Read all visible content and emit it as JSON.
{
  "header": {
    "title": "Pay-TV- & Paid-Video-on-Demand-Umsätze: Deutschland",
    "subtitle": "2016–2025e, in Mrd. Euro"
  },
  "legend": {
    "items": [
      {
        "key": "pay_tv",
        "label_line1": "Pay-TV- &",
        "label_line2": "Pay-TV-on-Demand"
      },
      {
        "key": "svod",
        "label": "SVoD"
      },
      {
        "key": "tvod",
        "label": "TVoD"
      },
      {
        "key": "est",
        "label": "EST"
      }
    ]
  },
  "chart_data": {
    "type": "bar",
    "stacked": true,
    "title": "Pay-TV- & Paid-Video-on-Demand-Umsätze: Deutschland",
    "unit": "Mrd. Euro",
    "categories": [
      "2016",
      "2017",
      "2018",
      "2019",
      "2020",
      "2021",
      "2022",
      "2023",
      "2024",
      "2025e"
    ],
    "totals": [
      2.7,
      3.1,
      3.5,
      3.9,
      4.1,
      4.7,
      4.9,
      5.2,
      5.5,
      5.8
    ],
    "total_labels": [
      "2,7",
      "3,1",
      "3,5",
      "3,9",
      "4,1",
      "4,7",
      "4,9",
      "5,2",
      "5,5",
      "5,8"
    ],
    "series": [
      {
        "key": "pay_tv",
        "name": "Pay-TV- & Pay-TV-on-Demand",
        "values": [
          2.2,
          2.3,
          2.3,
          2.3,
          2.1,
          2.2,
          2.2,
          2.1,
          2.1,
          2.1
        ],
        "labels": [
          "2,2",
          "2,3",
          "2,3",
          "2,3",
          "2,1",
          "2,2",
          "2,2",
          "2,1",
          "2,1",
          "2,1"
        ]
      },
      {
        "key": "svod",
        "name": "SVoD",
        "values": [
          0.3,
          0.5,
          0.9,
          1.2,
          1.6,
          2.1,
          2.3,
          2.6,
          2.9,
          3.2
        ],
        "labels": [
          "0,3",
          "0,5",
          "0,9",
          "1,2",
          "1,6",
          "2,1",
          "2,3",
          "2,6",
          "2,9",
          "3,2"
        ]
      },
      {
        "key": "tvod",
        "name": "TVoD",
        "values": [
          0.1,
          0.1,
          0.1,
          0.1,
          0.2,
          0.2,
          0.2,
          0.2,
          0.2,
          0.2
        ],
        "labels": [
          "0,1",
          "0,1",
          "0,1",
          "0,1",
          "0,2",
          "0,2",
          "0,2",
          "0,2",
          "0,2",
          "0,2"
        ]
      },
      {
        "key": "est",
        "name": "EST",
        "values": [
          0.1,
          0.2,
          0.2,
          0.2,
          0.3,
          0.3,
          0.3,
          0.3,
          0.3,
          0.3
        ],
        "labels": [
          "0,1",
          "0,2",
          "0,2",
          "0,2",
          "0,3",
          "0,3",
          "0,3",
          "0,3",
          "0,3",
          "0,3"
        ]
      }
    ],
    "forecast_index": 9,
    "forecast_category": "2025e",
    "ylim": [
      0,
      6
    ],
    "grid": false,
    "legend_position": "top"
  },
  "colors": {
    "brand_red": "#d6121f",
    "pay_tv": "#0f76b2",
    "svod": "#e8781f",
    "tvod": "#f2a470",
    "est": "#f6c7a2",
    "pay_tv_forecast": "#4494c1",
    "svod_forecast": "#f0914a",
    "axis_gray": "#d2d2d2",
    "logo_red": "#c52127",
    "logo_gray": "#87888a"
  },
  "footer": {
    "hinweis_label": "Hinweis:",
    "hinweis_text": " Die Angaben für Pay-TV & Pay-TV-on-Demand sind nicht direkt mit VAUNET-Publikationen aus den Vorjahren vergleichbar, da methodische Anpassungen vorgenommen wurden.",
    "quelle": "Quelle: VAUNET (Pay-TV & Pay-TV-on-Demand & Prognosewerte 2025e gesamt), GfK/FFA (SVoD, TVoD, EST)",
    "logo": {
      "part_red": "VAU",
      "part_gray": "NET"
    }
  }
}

·····

What to do:
Copy out each entry precisely. Leave nothing out.

Output of the task:
Read all visible content and emit it as JSON.
{
  "header": {
    "title": "Pay-TV- & Paid-Video-on-Demand-Umsätze: Deutschland",
    "subtitle": "2016–2025e, in Mrd. Euro"
  },
  "legend": {
    "items": [
      {
        "key": "pay_tv",
        "label_line1": "Pay-TV- &",
        "label_line2": "Pay-TV-on-Demand"
      },
      {
        "key": "svod",
        "label": "SVoD"
      },
      {
        "key": "tvod",
        "label": "TVoD"
      },
      {
        "key": "est",
        "label": "EST"
      }
    ]
  },
  "chart_data": {
    "type": "bar",
    "stacked": true,
    "title": "Pay-TV- & Paid-Video-on-Demand-Umsätze: Deutschland",
    "unit": "Mrd. Euro",
    "categories": [
      "2016",
      "2017",
      "2018",
      "2019",
      "2020",
      "2021",
      "2022",
      "2023",
      "2024",
      "2025e"
    ],
    "totals": [
      2.7,
      3.1,
      3.5,
      3.9,
      4.1,
      4.7,
      4.9,
      5.2,
      5.5,
      5.8
    ],
    "total_labels": [
      "2,7",
      "3,1",
      "3,5",
      "3,9",
      "4,1",
      "4,7",
      "4,9",
      "5,2",
      "5,5",
      "5,8"
    ],
    "series": [
      {
        "key": "pay_tv",
        "name": "Pay-TV- & Pay-TV-on-Demand",
        "values": [
          2.2,
          2.3,
          2.3,
          2.3,
          2.1,
          2.2,
          2.2,
          2.1,
          2.1,
          2.1
        ],
        "labels": [
          "2,2",
          "2,3",
          "2,3",
          "2,3",
          "2,1",
          "2,2",
          "2,2",
          "2,1",
          "2,1",
          "2,1"
        ]
      },
      {
        "key": "svod",
        "name": "SVoD",
        "values": [
          0.3,
          0.5,
          0.9,
          1.2,
          1.6,
          2.1,
          2.3,
          2.6,
          2.9,
          3.2
        ],
        "labels": [
          "0,3",
          "0,5",
          "0,9",
          "1,2",
          "1,6",
          "2,1",
          "2,3",
          "2,6",
          "2,9",
          "3,2"
        ]
      },
      {
        "key": "tvod",
        "name": "TVoD",
        "values": [
          0.1,
          0.1,
          0.1,
          0.1,
          0.2,
          0.2,
          0.2,
          0.2,
          0.2,
          0.2
        ],
        "labels": [
          "0,1",
          "0,1",
          "0,1",
          "0,1",
          "0,2",
          "0,2",
          "0,2",
          "0,2",
          "0,2",
          "0,2"
        ]
      },
      {
        "key": "est",
        "name": "EST",
        "values": [
          0.1,
          0.2,
          0.2,
          0.2,
          0.3,
          0.3,
          0.3,
          0.3,
          0.3,
          0.3
        ],
        "labels": [
          "0,1",
          "0,2",
          "0,2",
          "0,2",
          "0,3",
          "0,3",
          "0,3",
          "0,3",
          "0,3",
          "0,3"
        ]
      }
    ],
    "forecast_index": 9,
    "forecast_category": "2025e",
    "ylim": [
      0,
      6
    ],
    "grid": false,
    "legend_position": "top"
  },
  "colors": {
    "brand_red": "#d6121f",
    "pay_tv": "#0f76b2",
    "svod": "#e8781f",
    "tvod": "#f2a470",
    "est": "#f6c7a2",
    "pay_tv_forecast": "#4494c1",
    "svod_forecast": "#f0914a",
    "axis_gray": "#d2d2d2",
    "logo_red": "#c52127",
    "logo_gray": "#87888a"
  },
  "footer": {
    "hinweis_label": "Hinweis:",
    "hinweis_text": " Die Angaben für Pay-TV & Pay-TV-on-Demand sind nicht direkt mit VAUNET-Publikationen aus den Vorjahren vergleichbar, da methodische Anpassungen vorgenommen wurden.",
    "quelle": "Quelle: VAUNET (Pay-TV & Pay-TV-on-Demand & Prognosewerte 2025e gesamt), GfK/FFA (SVoD, TVoD, EST)",
    "logo": {
      "part_red": "VAU",
      "part_gray": "NET"
    }
  }
}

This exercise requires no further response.